Collected data entries:

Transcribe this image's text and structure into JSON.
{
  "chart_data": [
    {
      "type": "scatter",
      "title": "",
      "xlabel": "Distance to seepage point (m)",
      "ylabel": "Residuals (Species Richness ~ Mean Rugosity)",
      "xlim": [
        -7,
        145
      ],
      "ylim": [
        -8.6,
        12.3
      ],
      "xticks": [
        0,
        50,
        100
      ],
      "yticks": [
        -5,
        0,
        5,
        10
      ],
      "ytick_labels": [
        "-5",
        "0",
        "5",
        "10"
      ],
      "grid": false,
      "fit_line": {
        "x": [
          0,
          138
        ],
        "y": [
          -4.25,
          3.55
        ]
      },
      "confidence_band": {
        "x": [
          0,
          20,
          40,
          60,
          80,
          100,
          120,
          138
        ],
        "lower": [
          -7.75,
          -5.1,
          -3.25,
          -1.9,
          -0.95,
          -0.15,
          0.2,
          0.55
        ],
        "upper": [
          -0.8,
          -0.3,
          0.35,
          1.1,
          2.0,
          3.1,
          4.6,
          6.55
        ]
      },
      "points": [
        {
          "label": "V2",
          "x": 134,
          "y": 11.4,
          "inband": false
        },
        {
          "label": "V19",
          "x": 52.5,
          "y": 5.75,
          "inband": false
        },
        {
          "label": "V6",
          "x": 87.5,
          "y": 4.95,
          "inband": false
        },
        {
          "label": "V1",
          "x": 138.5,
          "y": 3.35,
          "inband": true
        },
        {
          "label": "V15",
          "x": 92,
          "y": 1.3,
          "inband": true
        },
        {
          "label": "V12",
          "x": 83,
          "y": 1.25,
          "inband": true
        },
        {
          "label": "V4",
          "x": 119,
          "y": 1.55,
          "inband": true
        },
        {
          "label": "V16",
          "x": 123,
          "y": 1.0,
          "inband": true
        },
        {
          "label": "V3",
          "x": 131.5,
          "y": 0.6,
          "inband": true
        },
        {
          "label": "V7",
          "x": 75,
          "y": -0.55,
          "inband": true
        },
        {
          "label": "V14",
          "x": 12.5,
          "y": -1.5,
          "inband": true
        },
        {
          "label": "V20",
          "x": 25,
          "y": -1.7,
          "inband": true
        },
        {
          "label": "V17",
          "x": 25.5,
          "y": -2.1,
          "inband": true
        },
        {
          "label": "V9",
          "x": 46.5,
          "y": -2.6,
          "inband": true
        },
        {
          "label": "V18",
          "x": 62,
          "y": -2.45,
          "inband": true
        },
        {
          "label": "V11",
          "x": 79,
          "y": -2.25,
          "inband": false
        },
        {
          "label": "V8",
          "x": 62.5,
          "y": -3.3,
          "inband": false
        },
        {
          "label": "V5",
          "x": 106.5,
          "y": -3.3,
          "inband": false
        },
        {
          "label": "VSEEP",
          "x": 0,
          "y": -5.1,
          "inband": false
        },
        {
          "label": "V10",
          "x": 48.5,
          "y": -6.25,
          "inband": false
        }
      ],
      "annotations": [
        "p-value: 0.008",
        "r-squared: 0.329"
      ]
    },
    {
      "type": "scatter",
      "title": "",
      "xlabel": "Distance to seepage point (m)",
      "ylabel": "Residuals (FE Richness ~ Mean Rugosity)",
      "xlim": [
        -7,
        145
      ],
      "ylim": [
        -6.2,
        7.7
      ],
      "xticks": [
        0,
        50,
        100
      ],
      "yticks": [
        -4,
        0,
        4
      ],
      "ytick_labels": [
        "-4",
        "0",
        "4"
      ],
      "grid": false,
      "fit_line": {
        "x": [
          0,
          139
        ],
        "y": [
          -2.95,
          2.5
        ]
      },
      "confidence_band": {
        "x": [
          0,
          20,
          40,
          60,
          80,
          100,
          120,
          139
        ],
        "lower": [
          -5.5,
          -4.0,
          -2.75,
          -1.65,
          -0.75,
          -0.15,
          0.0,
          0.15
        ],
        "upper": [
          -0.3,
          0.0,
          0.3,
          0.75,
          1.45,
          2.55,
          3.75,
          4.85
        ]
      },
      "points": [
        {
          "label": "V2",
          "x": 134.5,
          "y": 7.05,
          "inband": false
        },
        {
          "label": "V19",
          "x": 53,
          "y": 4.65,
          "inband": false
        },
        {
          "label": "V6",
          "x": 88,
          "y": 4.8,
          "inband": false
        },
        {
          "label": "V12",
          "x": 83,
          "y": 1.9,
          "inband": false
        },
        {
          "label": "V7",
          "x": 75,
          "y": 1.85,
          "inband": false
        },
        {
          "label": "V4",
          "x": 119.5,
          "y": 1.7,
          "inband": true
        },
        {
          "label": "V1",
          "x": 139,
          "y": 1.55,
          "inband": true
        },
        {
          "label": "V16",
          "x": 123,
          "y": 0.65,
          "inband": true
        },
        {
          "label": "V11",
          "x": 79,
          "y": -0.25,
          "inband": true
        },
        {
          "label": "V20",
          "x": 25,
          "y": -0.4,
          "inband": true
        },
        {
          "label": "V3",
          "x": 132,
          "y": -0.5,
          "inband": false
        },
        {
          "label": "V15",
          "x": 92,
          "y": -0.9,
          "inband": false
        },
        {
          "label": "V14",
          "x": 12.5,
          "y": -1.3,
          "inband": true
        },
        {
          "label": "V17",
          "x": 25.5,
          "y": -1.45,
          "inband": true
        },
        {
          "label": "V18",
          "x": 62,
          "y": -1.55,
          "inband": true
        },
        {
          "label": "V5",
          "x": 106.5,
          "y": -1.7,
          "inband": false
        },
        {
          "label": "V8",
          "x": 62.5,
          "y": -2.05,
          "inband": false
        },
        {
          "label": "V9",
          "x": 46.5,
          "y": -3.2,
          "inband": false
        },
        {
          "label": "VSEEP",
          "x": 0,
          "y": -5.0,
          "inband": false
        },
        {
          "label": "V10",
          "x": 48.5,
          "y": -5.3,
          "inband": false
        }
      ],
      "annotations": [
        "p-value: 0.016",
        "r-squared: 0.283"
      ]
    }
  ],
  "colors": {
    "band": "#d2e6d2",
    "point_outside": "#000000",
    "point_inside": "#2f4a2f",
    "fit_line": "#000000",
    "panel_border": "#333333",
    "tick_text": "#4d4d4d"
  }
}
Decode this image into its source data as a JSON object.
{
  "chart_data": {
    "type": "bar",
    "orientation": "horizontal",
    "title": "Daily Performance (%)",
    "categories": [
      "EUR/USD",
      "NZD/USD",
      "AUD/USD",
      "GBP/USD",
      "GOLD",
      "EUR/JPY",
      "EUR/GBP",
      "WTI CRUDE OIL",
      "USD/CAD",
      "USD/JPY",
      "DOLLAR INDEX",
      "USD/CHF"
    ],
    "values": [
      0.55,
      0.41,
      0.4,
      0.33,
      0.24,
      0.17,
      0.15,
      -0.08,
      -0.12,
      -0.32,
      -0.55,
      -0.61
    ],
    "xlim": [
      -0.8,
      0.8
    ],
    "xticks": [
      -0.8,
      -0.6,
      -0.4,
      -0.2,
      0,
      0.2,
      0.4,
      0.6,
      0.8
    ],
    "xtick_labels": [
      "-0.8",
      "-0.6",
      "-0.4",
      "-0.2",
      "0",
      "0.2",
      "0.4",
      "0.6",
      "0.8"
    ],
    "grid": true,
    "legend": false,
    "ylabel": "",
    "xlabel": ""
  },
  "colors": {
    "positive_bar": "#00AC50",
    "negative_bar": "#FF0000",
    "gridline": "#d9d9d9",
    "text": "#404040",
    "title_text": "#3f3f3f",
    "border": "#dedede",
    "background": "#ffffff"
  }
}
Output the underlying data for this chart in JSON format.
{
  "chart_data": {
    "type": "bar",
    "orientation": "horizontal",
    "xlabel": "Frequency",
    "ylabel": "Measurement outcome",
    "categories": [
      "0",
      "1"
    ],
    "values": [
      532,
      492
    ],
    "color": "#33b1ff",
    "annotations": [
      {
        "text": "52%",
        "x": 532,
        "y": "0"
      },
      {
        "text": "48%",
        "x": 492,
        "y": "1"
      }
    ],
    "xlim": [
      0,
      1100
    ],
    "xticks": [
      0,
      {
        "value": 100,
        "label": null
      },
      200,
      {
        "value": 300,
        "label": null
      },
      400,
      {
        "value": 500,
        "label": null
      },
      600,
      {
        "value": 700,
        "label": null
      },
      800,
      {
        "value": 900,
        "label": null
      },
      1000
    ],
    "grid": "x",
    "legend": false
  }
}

PROBLEM TO SOLVE: Produce an exact repeat of the lines from the one containing "Output the underlying" through the last line of the data, and nothing more.

EXERCISE SOLUTION:
Output the underlying data for this chart in JSON format.
{
  "chart_data": {
    "type": "bar",
    "orientation": "horizontal",
    "xlabel": "Frequency",
    "ylabel": "Measurement outcome",
    "categories": [
      "0",
      "1"
    ],
    "values": [
      532,
      492
    ],
    "color": "#33b1ff",
    "annotations": [
      {
        "text": "52%",
        "x": 532,
        "y": "0"
      },
      {
        "text": "48%",
        "x": 492,
        "y": "1"
      }
    ],
    "xlim": [
      0,
      1100
    ],
    "xticks": [
      0,
      {
        "value": 100,
        "label": null
      },
      200,
      {
        "value": 300,
        "label": null
      },
      400,
      {
        "value": 500,
        "label": null
      },
      600,
      {
        "value": 700,
        "label": null
      },
      800,
      {
        "value": 900,
        "label": null
      },
      1000
    ],
    "grid": "x",
    "legend": false
  }
}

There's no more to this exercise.